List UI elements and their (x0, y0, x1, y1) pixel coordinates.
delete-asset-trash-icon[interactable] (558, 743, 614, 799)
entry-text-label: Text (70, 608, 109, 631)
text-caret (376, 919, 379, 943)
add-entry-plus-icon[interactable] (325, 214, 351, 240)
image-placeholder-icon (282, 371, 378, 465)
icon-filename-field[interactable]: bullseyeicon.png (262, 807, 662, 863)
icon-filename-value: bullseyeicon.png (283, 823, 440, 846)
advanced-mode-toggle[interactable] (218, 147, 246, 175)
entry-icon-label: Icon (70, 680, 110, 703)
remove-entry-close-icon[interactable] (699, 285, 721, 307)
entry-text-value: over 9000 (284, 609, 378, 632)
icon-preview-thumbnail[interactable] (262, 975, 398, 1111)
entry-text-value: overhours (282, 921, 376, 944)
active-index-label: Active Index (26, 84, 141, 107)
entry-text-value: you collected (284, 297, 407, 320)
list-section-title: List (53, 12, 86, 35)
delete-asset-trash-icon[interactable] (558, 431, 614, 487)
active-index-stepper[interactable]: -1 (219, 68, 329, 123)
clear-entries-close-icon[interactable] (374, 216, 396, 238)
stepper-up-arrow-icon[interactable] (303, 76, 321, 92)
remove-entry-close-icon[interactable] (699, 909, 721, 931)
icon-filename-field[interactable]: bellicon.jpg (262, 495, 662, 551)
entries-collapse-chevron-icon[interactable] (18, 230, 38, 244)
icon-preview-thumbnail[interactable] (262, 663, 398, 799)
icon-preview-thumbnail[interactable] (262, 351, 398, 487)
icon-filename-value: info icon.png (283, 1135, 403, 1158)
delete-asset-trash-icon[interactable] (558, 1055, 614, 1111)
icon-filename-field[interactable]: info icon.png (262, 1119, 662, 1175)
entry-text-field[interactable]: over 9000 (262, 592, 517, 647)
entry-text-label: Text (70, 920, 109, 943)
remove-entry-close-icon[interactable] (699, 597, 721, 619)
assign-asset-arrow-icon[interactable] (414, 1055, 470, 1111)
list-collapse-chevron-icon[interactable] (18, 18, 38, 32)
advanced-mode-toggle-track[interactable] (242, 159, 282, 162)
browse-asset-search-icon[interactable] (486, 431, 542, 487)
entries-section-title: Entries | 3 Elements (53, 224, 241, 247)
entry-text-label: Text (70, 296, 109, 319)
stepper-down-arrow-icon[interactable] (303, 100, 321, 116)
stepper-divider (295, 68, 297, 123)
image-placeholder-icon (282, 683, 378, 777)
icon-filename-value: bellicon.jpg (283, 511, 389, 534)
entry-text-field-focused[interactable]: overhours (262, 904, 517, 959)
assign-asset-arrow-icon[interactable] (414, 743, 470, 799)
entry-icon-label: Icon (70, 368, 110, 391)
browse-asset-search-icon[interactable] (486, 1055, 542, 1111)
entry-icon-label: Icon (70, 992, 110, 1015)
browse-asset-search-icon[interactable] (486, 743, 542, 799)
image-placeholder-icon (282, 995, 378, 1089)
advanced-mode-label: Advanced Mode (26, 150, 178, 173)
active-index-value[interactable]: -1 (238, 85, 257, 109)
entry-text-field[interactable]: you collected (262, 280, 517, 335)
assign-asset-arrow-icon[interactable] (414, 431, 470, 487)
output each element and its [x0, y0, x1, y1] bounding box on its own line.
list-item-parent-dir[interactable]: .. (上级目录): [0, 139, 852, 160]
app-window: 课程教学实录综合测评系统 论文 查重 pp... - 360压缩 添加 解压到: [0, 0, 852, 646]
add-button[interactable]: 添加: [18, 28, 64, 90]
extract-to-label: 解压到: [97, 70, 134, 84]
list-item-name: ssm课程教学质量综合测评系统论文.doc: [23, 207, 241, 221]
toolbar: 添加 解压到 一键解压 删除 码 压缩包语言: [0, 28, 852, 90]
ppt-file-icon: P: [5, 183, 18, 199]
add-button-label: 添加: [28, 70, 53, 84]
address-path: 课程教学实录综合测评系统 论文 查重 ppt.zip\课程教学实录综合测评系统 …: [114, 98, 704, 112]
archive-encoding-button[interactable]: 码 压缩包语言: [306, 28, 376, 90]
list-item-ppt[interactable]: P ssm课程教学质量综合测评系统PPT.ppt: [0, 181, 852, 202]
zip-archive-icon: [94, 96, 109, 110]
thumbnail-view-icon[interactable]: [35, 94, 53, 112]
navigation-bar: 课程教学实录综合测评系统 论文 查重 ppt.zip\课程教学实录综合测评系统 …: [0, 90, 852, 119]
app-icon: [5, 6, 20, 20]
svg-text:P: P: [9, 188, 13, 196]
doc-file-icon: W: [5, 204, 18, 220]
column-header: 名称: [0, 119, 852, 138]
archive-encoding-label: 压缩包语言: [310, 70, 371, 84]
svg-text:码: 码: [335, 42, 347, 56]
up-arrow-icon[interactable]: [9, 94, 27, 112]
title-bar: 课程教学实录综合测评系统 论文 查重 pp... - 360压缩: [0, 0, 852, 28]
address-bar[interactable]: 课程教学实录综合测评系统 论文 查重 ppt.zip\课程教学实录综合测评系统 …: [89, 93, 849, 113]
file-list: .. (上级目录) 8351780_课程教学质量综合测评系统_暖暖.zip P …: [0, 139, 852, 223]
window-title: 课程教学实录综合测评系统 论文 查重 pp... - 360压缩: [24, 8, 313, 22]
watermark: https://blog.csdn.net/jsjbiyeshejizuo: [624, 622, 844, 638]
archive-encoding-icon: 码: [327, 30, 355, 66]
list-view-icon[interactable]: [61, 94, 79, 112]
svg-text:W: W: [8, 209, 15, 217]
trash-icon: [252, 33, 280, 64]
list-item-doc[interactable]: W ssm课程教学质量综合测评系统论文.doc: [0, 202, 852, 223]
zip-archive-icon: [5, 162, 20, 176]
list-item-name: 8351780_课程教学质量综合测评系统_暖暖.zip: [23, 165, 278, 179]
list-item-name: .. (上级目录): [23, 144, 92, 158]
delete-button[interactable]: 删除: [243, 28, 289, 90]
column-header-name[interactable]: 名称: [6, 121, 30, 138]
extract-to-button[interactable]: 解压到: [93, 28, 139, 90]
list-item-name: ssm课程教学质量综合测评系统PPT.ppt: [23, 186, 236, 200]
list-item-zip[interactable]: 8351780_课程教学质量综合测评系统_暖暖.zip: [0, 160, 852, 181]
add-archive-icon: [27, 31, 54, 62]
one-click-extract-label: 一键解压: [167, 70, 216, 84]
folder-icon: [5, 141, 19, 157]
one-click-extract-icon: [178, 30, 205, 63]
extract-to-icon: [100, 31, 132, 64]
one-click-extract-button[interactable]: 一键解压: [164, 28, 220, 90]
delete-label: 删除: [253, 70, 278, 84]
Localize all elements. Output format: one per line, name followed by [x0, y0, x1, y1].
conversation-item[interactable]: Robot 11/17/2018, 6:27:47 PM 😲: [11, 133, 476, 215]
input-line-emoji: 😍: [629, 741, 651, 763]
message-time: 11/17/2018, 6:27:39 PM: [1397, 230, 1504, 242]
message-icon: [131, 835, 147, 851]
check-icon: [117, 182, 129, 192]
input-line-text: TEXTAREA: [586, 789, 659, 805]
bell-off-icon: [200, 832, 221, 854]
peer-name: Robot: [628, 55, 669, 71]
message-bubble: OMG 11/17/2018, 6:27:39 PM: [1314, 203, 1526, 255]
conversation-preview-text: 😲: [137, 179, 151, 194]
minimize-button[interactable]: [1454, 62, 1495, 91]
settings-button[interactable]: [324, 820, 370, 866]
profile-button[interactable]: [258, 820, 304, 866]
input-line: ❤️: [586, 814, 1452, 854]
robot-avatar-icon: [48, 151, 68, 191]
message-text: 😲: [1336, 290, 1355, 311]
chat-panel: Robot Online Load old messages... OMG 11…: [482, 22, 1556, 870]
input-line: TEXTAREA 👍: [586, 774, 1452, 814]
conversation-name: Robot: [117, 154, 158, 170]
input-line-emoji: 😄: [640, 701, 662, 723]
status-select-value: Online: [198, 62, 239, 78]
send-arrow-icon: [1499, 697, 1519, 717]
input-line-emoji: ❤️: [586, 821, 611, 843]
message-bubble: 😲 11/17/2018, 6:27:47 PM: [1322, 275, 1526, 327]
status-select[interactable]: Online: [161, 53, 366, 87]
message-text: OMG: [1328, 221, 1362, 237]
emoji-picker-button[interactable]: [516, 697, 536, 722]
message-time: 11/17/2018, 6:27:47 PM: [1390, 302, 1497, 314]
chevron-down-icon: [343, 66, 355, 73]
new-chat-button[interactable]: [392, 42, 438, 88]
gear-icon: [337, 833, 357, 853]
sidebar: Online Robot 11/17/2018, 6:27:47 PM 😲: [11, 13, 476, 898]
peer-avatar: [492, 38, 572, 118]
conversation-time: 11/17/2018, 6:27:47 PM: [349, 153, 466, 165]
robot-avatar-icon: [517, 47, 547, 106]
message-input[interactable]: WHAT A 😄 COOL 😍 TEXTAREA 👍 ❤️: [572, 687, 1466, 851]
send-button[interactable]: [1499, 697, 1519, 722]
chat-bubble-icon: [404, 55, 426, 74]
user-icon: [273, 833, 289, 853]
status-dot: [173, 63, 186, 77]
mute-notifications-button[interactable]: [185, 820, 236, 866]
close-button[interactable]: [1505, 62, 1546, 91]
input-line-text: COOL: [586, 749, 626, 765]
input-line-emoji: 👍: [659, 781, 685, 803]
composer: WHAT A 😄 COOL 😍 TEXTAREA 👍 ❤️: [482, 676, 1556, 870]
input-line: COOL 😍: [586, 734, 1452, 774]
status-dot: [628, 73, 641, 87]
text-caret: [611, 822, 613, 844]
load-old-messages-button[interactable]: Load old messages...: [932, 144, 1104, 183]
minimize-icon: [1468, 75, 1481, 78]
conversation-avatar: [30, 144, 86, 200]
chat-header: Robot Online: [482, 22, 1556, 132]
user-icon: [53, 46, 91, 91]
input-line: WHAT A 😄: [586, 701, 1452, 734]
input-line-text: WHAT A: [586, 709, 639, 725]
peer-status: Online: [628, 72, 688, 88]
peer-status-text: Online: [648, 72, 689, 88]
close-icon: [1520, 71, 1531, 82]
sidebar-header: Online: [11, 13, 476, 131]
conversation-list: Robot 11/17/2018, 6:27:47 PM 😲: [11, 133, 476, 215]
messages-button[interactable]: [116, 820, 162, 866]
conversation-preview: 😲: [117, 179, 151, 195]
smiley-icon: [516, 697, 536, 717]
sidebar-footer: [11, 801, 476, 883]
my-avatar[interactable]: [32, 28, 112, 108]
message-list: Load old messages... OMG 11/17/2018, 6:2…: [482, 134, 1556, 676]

*WRITTEN INSTRUCTION*
Reproduce, word for word, the entries from their first line through the line that contains "807, 662, 863)", including both of those lines.

*CORRECT RESPONSE*
List UI elements and their (x0, y0, x1, y1) pixel coordinates.
delete-asset-trash-icon[interactable] (558, 743, 614, 799)
entry-text-label: Text (70, 608, 109, 631)
text-caret (376, 919, 379, 943)
add-entry-plus-icon[interactable] (325, 214, 351, 240)
image-placeholder-icon (282, 371, 378, 465)
icon-filename-field[interactable]: bullseyeicon.png (262, 807, 662, 863)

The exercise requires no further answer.